**WHAT YOU NEED TO DO:** Reproduce all entries precisely as they are written.

**Dataset excerpt:**
:::
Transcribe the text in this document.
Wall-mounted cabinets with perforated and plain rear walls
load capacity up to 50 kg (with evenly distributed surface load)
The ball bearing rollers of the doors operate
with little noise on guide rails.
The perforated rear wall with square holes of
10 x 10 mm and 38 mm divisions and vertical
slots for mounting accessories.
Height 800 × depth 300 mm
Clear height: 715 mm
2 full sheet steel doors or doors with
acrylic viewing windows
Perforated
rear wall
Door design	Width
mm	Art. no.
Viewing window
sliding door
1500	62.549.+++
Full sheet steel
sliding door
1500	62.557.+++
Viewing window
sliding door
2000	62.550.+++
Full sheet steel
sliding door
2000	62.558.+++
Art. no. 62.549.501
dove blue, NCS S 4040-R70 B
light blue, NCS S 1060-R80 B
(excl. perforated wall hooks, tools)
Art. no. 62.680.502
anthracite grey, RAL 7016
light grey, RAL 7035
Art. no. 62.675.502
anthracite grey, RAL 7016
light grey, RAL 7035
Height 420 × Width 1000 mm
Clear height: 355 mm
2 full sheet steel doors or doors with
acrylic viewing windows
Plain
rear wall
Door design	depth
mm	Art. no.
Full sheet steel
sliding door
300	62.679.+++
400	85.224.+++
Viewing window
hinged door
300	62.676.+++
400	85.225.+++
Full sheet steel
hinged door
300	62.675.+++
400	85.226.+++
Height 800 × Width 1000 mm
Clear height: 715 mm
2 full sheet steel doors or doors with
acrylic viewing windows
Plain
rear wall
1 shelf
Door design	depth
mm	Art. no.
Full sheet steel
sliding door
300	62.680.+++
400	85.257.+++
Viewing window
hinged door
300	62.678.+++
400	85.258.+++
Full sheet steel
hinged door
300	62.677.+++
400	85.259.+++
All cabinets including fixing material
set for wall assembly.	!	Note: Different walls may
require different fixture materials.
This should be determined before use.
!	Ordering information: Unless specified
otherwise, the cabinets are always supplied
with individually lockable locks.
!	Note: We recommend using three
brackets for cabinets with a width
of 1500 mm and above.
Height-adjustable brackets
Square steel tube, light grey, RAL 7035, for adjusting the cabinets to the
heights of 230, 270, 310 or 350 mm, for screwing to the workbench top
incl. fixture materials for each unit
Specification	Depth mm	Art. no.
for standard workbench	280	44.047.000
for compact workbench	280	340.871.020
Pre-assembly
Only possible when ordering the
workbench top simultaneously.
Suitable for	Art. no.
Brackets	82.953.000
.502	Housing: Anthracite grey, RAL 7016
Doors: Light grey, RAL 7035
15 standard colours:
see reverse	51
:::
**FINISHED EXERCISE:**
Transcribe the text in this document.
Wall-mounted cabinets with perforated and plain rear walls
load capacity up to 50 kg (with evenly distributed surface load)
The ball bearing rollers of the doors operate
with little noise on guide rails.
The perforated rear wall with square holes of
10 x 10 mm and 38 mm divisions and vertical
slots for mounting accessories.
Height 800 × depth 300 mm
Clear height: 715 mm
2 full sheet steel doors or doors with
acrylic viewing windows
Perforated
rear wall
Door design	Width
mm	Art. no.
Viewing window
sliding door
1500	62.549.+++
Full sheet steel
sliding door
1500	62.557.+++
Viewing window
sliding door
2000	62.550.+++
Full sheet steel
sliding door
2000	62.558.+++
Art. no. 62.549.501
dove blue, NCS S 4040-R70 B
light blue, NCS S 1060-R80 B
(excl. perforated wall hooks, tools)
Art. no. 62.680.502
anthracite grey, RAL 7016
light grey, RAL 7035
Art. no. 62.675.502
anthracite grey, RAL 7016
light grey, RAL 7035
Height 420 × Width 1000 mm
Clear height: 355 mm
2 full sheet steel doors or doors with
acrylic viewing windows
Plain
rear wall
Door design	depth
mm	Art. no.
Full sheet steel
sliding door
300	62.679.+++
400	85.224.+++
Viewing window
hinged door
300	62.676.+++
400	85.225.+++
Full sheet steel
hinged door
300	62.675.+++
400	85.226.+++
Height 800 × Width 1000 mm
Clear height: 715 mm
2 full sheet steel doors or doors with
acrylic viewing windows
Plain
rear wall
1 shelf
Door design	depth
mm	Art. no.
Full sheet steel
sliding door
300	62.680.+++
400	85.257.+++
Viewing window
hinged door
300	62.678.+++
400	85.258.+++
Full sheet steel
hinged door
300	62.677.+++
400	85.259.+++
All cabinets including fixing material
set for wall assembly.	!	Note: Different walls may
require different fixture materials.
This should be determined before use.
!	Ordering information: Unless specified
otherwise, the cabinets are always supplied
with individually lockable locks.
!	Note: We recommend using three
brackets for cabinets with a width
of 1500 mm and above.
Height-adjustable brackets
Square steel tube, light grey, RAL 7035, for adjusting the cabinets to the
heights of 230, 270, 310 or 350 mm, for screwing to the workbench top
incl. fixture materials for each unit
Specification	Depth mm	Art. no.
for standard workbench	280	44.047.000
for compact workbench	280	340.871.020
Pre-assembly
Only possible when ordering the
workbench top simultaneously.
Suitable for	Art. no.
Brackets	82.953.000
.502	Housing: Anthracite grey, RAL 7016
Doors: Light grey, RAL 7035
15 standard colours:
see reverse	51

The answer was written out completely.